*TASK DETAILS*
An exact copy of all the data is required, with pictures left out.
—————
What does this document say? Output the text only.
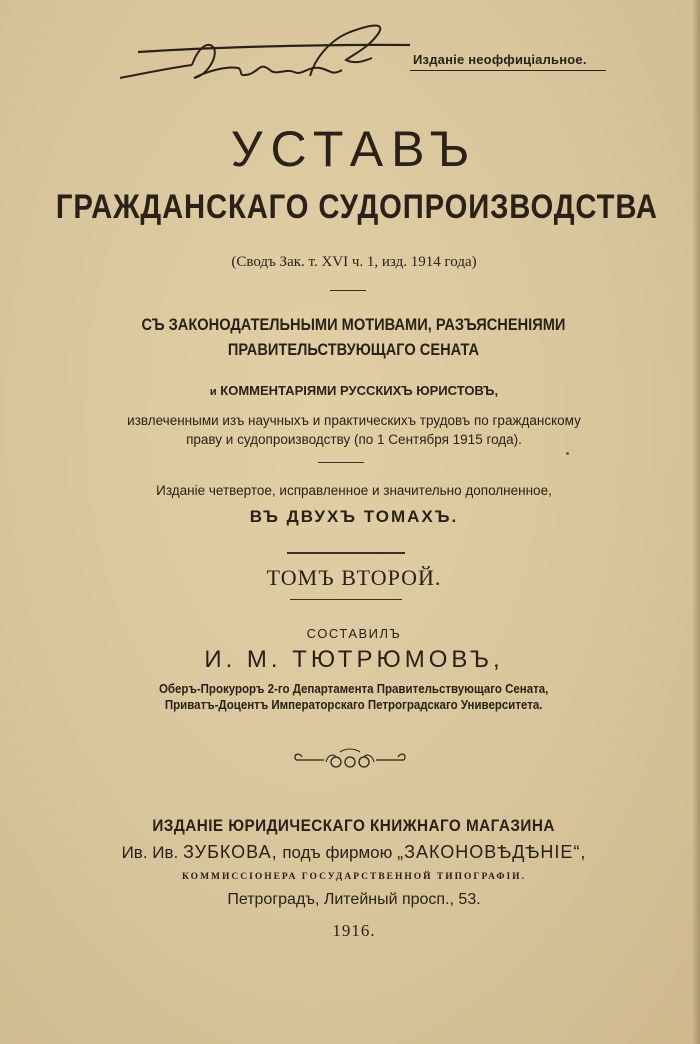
Изданіе неоффиціальное.
УСТАВЪ
ГРАЖДАНСКАГО СУДОПРОИЗВОДСТВА
(Сводъ Зак. т. XVI ч. 1, изд. 1914 года)
СЪ ЗАКОНОДАТЕЛЬНЫМИ МОТИВАМИ, РАЗЪЯСНЕНІЯМИ
ПРАВИТЕЛЬСТВУЮЩАГО СЕНАТА
и КОММЕНТАРІЯМИ РУССКИХЪ ЮРИСТОВЪ,
извлеченными изъ научныхъ и практическихъ трудовъ по гражданскому
праву и судопроизводству (по 1 Сентября 1915 года).
Изданіе четвертое, исправленное и значительно дополненное,
ВЪ ДВУХЪ ТОМАХЪ.
ТОМЪ ВТОРОЙ.
СОСТАВИЛЪ
И. М. ТЮТРЮМОВЪ,
Оберъ-Прокуроръ 2-го Департамента Правительствующаго Сената,
Приватъ-Доцентъ Императорскаго Петроградскаго Университета.
ИЗДАНІЕ ЮРИДИЧЕСКАГО КНИЖНАГО МАГАЗИНА
Ив. Ив. ЗУБКОВА, подъ фирмою „ЗАКОНОВѢДѢНІЕ“,
КОММИССІОНЕРА ГОСУДАРСТВЕННОЙ ТИПОГРАФІИ.
Петроградъ, Литейный просп., 53.
1916.
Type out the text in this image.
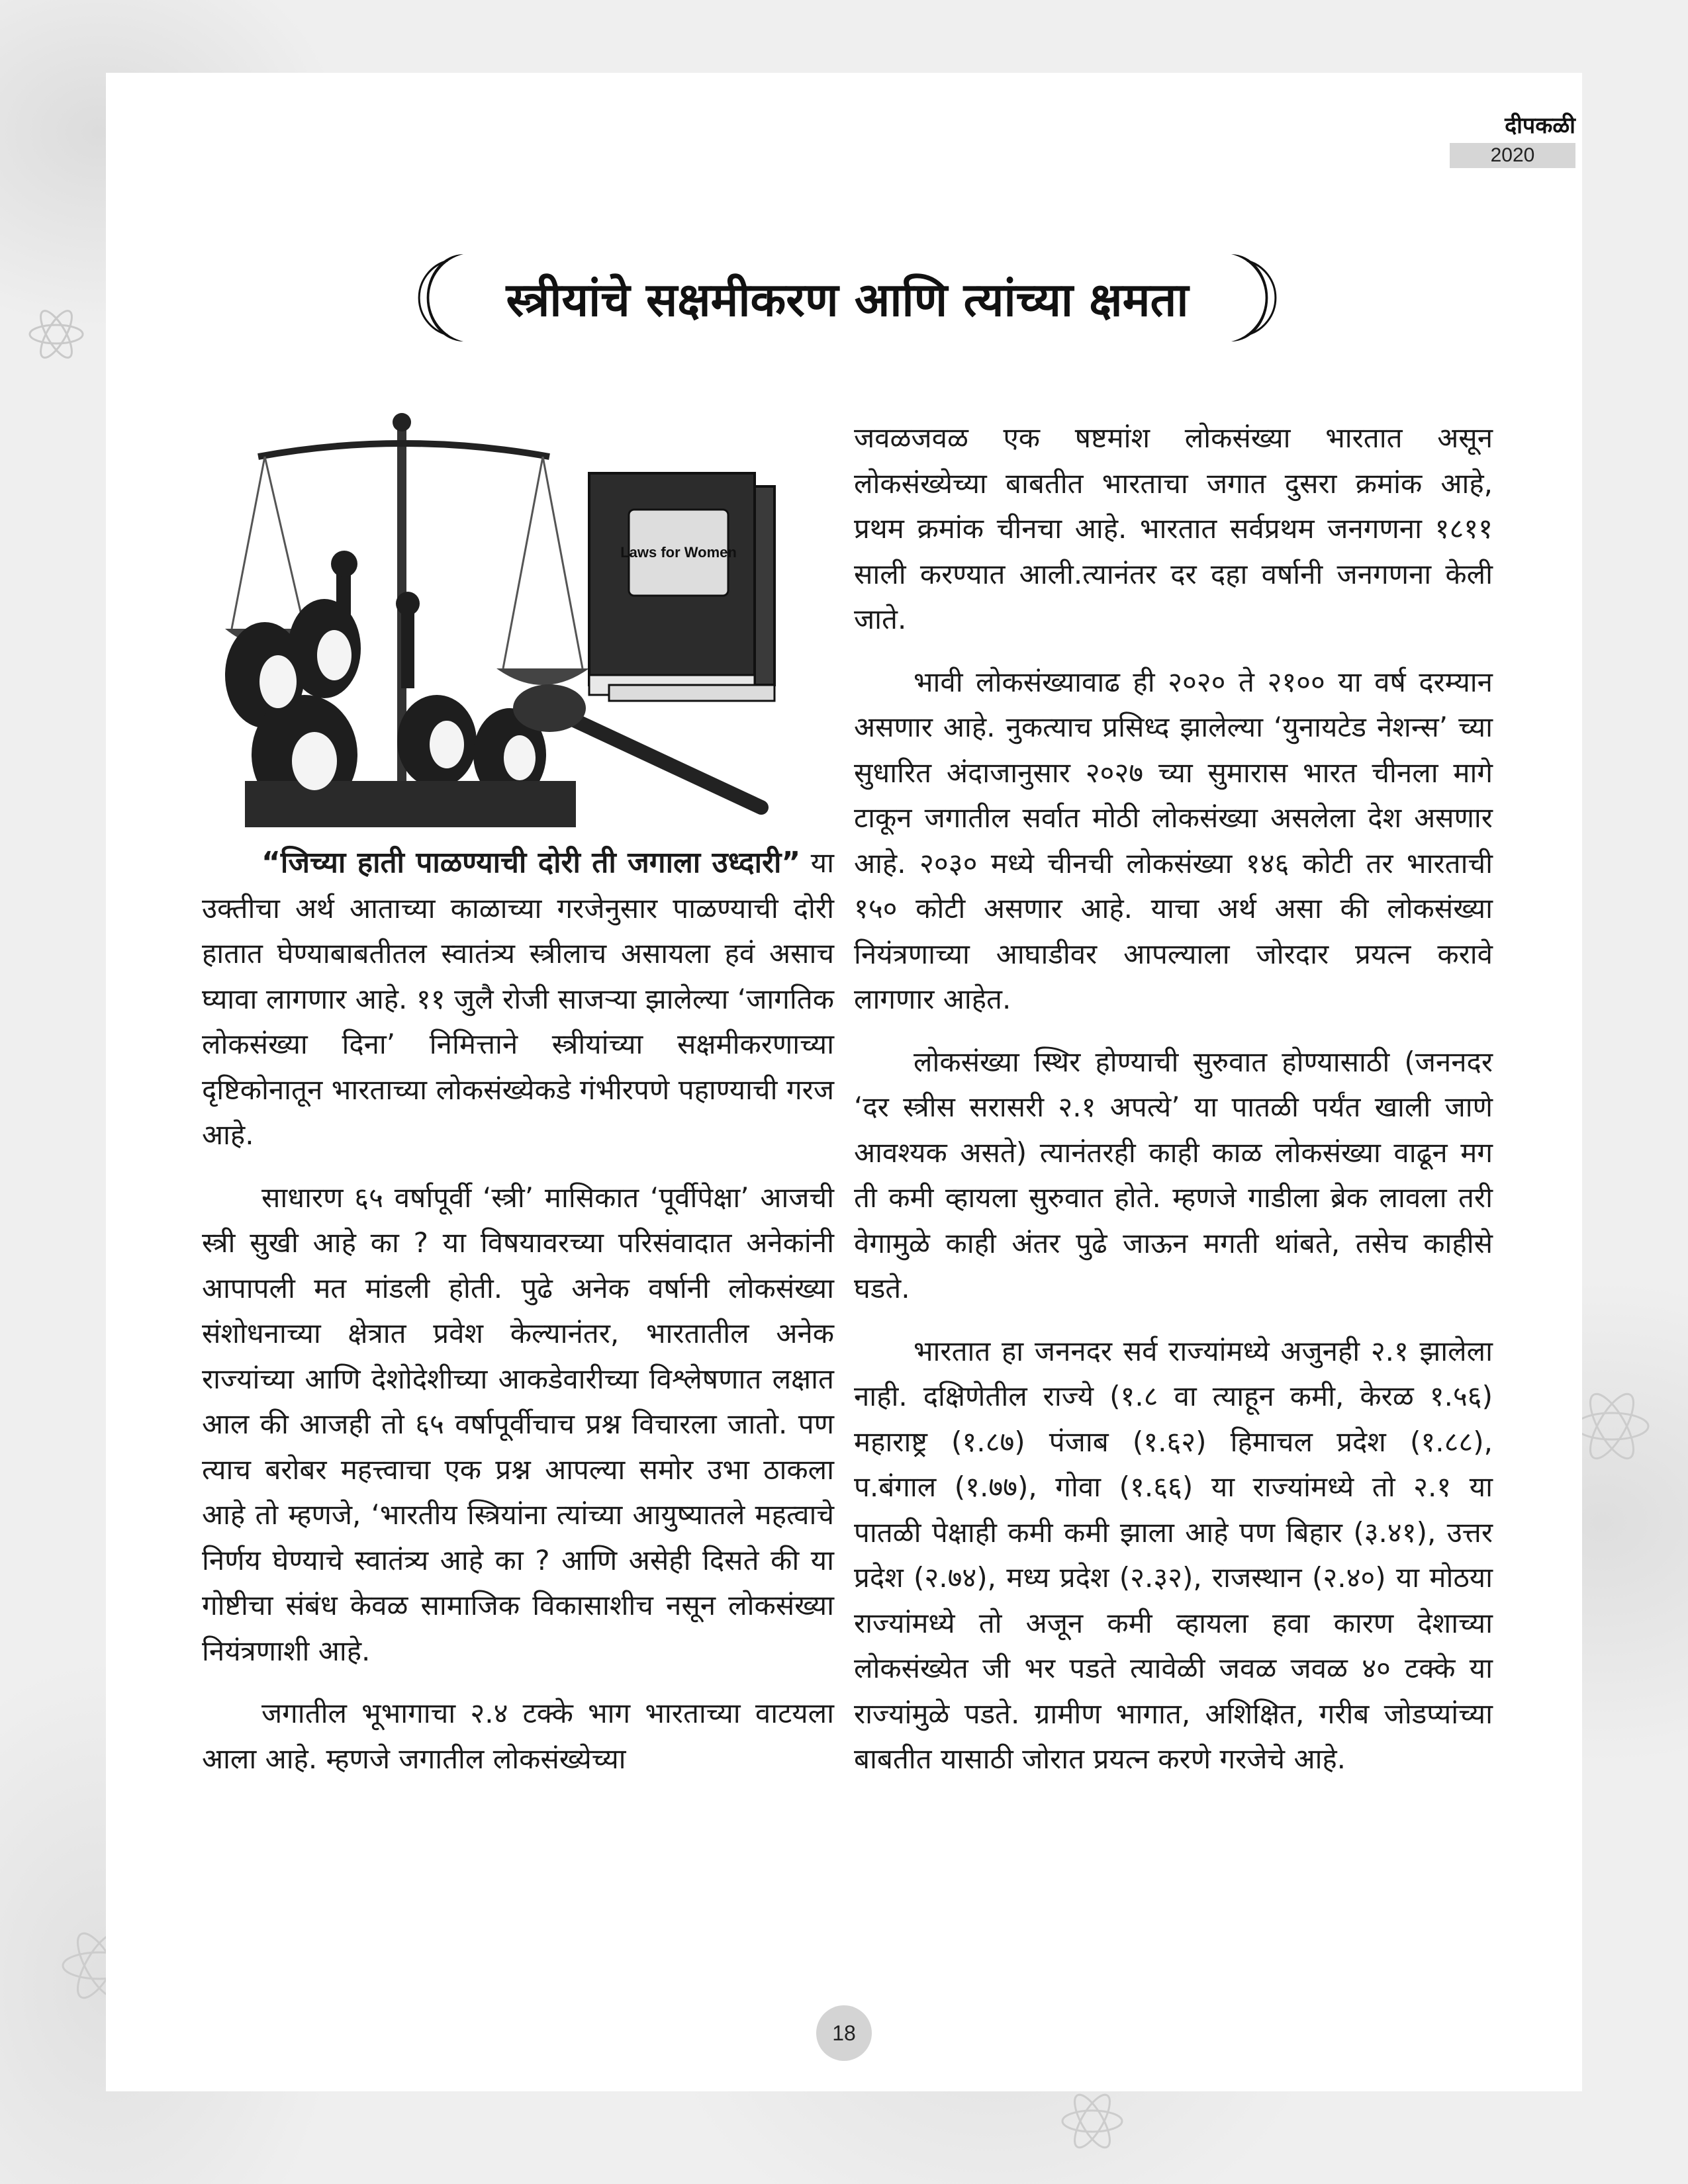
दीपकळी
2020
स्त्रीयांचे सक्षमीकरण आणि त्यांच्या क्षमता
Laws for Women

“जिच्या हाती पाळण्याची दोरी ती जगाला उध्दारी” या उक्तीचा अर्थ आताच्या काळाच्या गरजेनुसार पाळण्याची दोरी हातात घेण्याबाबतीतल स्वातंत्र्य स्त्रीलाच असायला हवं असाच घ्यावा लागणार आहे. ११ जुलै रोजी साजऱ्या झालेल्या ‘जागतिक लोकसंख्या दिना’ निमित्ताने स्त्रीयांच्या सक्षमीकरणाच्या दृष्टिकोनातून भारताच्या लोकसंख्येकडे गंभीरपणे पहाण्याची गरज आहे.

साधारण ६५ वर्षापूर्वी ‘स्त्री’ मासिकात ‘पूर्वीपेक्षा’ आजची स्त्री सुखी आहे का ? या विषयावरच्या परिसंवादात अनेकांनी आपापली मत मांडली होती. पुढे अनेक वर्षानी लोकसंख्या संशोधनाच्या क्षेत्रात प्रवेश केल्यानंतर, भारतातील अनेक राज्यांच्या आणि देशोदेशीच्या आकडेवारीच्या विश्लेषणात लक्षात आल की आजही तो ६५ वर्षापूर्वीचाच प्रश्न विचारला जातो. पण त्याच बरोबर महत्त्वाचा एक प्रश्न आपल्या समोर उभा ठाकला आहे तो म्हणजे, ‘भारतीय स्त्रियांना त्यांच्या आयुष्यातले महत्वाचे निर्णय घेण्याचे स्वातंत्र्य आहे का ? आणि असेही दिसते की या गोष्टीचा संबंध केवळ सामाजिक विकासाशीच नसून लोकसंख्या नियंत्रणाशी आहे.

जगातील भूभागाचा २.४ टक्के भाग भारताच्या वाटयला आला आहे. म्हणजे जगातील लोकसंख्येच्या

जवळजवळ एक षष्टमांश लोकसंख्या भारतात असून लोकसंख्येच्या बाबतीत भारताचा जगात दुसरा क्रमांक आहे, प्रथम क्रमांक चीनचा आहे. भारतात सर्वप्रथम जनगणना १८११ साली करण्यात आली.त्यानंतर दर दहा वर्षानी जनगणना केली जाते.

भावी लोकसंख्यावाढ ही २०२० ते २१०० या वर्ष दरम्यान असणार आहे. नुकत्याच प्रसिध्द झालेल्या ‘युनायटेड नेशन्स’ च्या सुधारित अंदाजानुसार २०२७ च्या सुमारास भारत चीनला मागे टाकून जगातील सर्वात मोठी लोकसंख्या असलेला देश असणार आहे. २०३० मध्ये चीनची लोकसंख्या १४६ कोटी तर भारताची १५० कोटी असणार आहे. याचा अर्थ असा की लोकसंख्या नियंत्रणाच्या आघाडीवर आपल्याला जोरदार प्रयत्न करावे लागणार आहेत.

लोकसंख्या स्थिर होण्याची सुरुवात होण्यासाठी (जननदर ‘दर स्त्रीस सरासरी २.१ अपत्ये’ या पातळी पर्यंत खाली जाणे आवश्यक असते) त्यानंतरही काही काळ लोकसंख्या वाढून मग ती कमी व्हायला सुरुवात होते. म्हणजे गाडीला ब्रेक लावला तरी वेगामुळे काही अंतर पुढे जाऊन मगती थांबते, तसेच काहीसे घडते.

भारतात हा जननदर सर्व राज्यांमध्ये अजुनही २.१ झालेला नाही. दक्षिणेतील राज्ये (१.८ वा त्याहून कमी, केरळ १.५६) महाराष्ट्र (१.८७) पंजाब (१.६२) हिमाचल प्रदेश (१.८८), प.बंगाल (१.७७), गोवा (१.६६) या राज्यांमध्ये तो २.१ या पातळी पेक्षाही कमी कमी झाला आहे पण बिहार (३.४१), उत्तर प्रदेश (२.७४), मध्य प्रदेश (२.३२), राजस्थान (२.४०) या मोठया राज्यांमध्ये तो अजून कमी व्हायला हवा कारण देशाच्या लोकसंख्येत जी भर पडते त्यावेळी जवळ जवळ ४० टक्के या राज्यांमुळे पडते. ग्रामीण भागात, अशिक्षित, गरीब जोडप्यांच्या बाबतीत यासाठी जोरात प्रयत्न करणे गरजेचे आहे.

18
—————
*RESULT OF THIS EXERCISE*
What does this document say? Output the text only.
Изданіе неоффиціальное.
УСТАВЪ
ГРАЖДАНСКАГО СУДОПРОИЗВОДСТВА
(Сводъ Зак. т. XVI ч. 1, изд. 1914 года)
СЪ ЗАКОНОДАТЕЛЬНЫМИ МОТИВАМИ, РАЗЪЯСНЕНІЯМИ
ПРАВИТЕЛЬСТВУЮЩАГО СЕНАТА
и КОММЕНТАРІЯМИ РУССКИХЪ ЮРИСТОВЪ,
извлеченными изъ научныхъ и практическихъ трудовъ по гражданскому
праву и судопроизводству (по 1 Сентября 1915 года).
Изданіе четвертое, исправленное и значительно дополненное,
ВЪ ДВУХЪ ТОМАХЪ.
ТОМЪ ВТОРОЙ.
СОСТАВИЛЪ
И. М. ТЮТРЮМОВЪ,
Оберъ-Прокуроръ 2-го Департамента Правительствующаго Сената,
Приватъ-Доцентъ Императорскаго Петроградскаго Университета.
ИЗДАНІЕ ЮРИДИЧЕСКАГО КНИЖНАГО МАГАЗИНА
Ив. Ив. ЗУБКОВА, подъ фирмою „ЗАКОНОВѢДѢНІЕ“,
КОММИССІОНЕРА ГОСУДАРСТВЕННОЙ ТИПОГРАФІИ.
Петроградъ, Литейный просп., 53.
1916.
Type out the text in this image.
दीपकळी
2020
स्त्रीयांचे सक्षमीकरण आणि त्यांच्या क्षमता
Laws for Women

“जिच्या हाती पाळण्याची दोरी ती जगाला उध्दारी” या उक्तीचा अर्थ आताच्या काळाच्या गरजेनुसार पाळण्याची दोरी हातात घेण्याबाबतीतल स्वातंत्र्य स्त्रीलाच असायला हवं असाच घ्यावा लागणार आहे. ११ जुलै रोजी साजऱ्या झालेल्या ‘जागतिक लोकसंख्या दिना’ निमित्ताने स्त्रीयांच्या सक्षमीकरणाच्या दृष्टिकोनातून भारताच्या लोकसंख्येकडे गंभीरपणे पहाण्याची गरज आहे.

साधारण ६५ वर्षापूर्वी ‘स्त्री’ मासिकात ‘पूर्वीपेक्षा’ आजची स्त्री सुखी आहे का ? या विषयावरच्या परिसंवादात अनेकांनी आपापली मत मांडली होती. पुढे अनेक वर्षानी लोकसंख्या संशोधनाच्या क्षेत्रात प्रवेश केल्यानंतर, भारतातील अनेक राज्यांच्या आणि देशोदेशीच्या आकडेवारीच्या विश्लेषणात लक्षात आल की आजही तो ६५ वर्षापूर्वीचाच प्रश्न विचारला जातो. पण त्याच बरोबर महत्त्वाचा एक प्रश्न आपल्या समोर उभा ठाकला आहे तो म्हणजे, ‘भारतीय स्त्रियांना त्यांच्या आयुष्यातले महत्वाचे निर्णय घेण्याचे स्वातंत्र्य आहे का ? आणि असेही दिसते की या गोष्टीचा संबंध केवळ सामाजिक विकासाशीच नसून लोकसंख्या नियंत्रणाशी आहे.

जगातील भूभागाचा २.४ टक्के भाग भारताच्या वाटयला आला आहे. म्हणजे जगातील लोकसंख्येच्या

जवळजवळ एक षष्टमांश लोकसंख्या भारतात असून लोकसंख्येच्या बाबतीत भारताचा जगात दुसरा क्रमांक आहे, प्रथम क्रमांक चीनचा आहे. भारतात सर्वप्रथम जनगणना १८११ साली करण्यात आली.त्यानंतर दर दहा वर्षानी जनगणना केली जाते.

भावी लोकसंख्यावाढ ही २०२० ते २१०० या वर्ष दरम्यान असणार आहे. नुकत्याच प्रसिध्द झालेल्या ‘युनायटेड नेशन्स’ च्या सुधारित अंदाजानुसार २०२७ च्या सुमारास भारत चीनला मागे टाकून जगातील सर्वात मोठी लोकसंख्या असलेला देश असणार आहे. २०३० मध्ये चीनची लोकसंख्या १४६ कोटी तर भारताची १५० कोटी असणार आहे. याचा अर्थ असा की लोकसंख्या नियंत्रणाच्या आघाडीवर आपल्याला जोरदार प्रयत्न करावे लागणार आहेत.

लोकसंख्या स्थिर होण्याची सुरुवात होण्यासाठी (जननदर ‘दर स्त्रीस सरासरी २.१ अपत्ये’ या पातळी पर्यंत खाली जाणे आवश्यक असते) त्यानंतरही काही काळ लोकसंख्या वाढून मग ती कमी व्हायला सुरुवात होते. म्हणजे गाडीला ब्रेक लावला तरी वेगामुळे काही अंतर पुढे जाऊन मगती थांबते, तसेच काहीसे घडते.

भारतात हा जननदर सर्व राज्यांमध्ये अजुनही २.१ झालेला नाही. दक्षिणेतील राज्ये (१.८ वा त्याहून कमी, केरळ १.५६) महाराष्ट्र (१.८७) पंजाब (१.६२) हिमाचल प्रदेश (१.८८), प.बंगाल (१.७७), गोवा (१.६६) या राज्यांमध्ये तो २.१ या पातळी पेक्षाही कमी कमी झाला आहे पण बिहार (३.४१), उत्तर प्रदेश (२.७४), मध्य प्रदेश (२.३२), राजस्थान (२.४०) या मोठया राज्यांमध्ये तो अजून कमी व्हायला हवा कारण देशाच्या लोकसंख्येत जी भर पडते त्यावेळी जवळ जवळ ४० टक्के या राज्यांमुळे पडते. ग्रामीण भागात, अशिक्षित, गरीब जोडप्यांच्या बाबतीत यासाठी जोरात प्रयत्न करणे गरजेचे आहे.

18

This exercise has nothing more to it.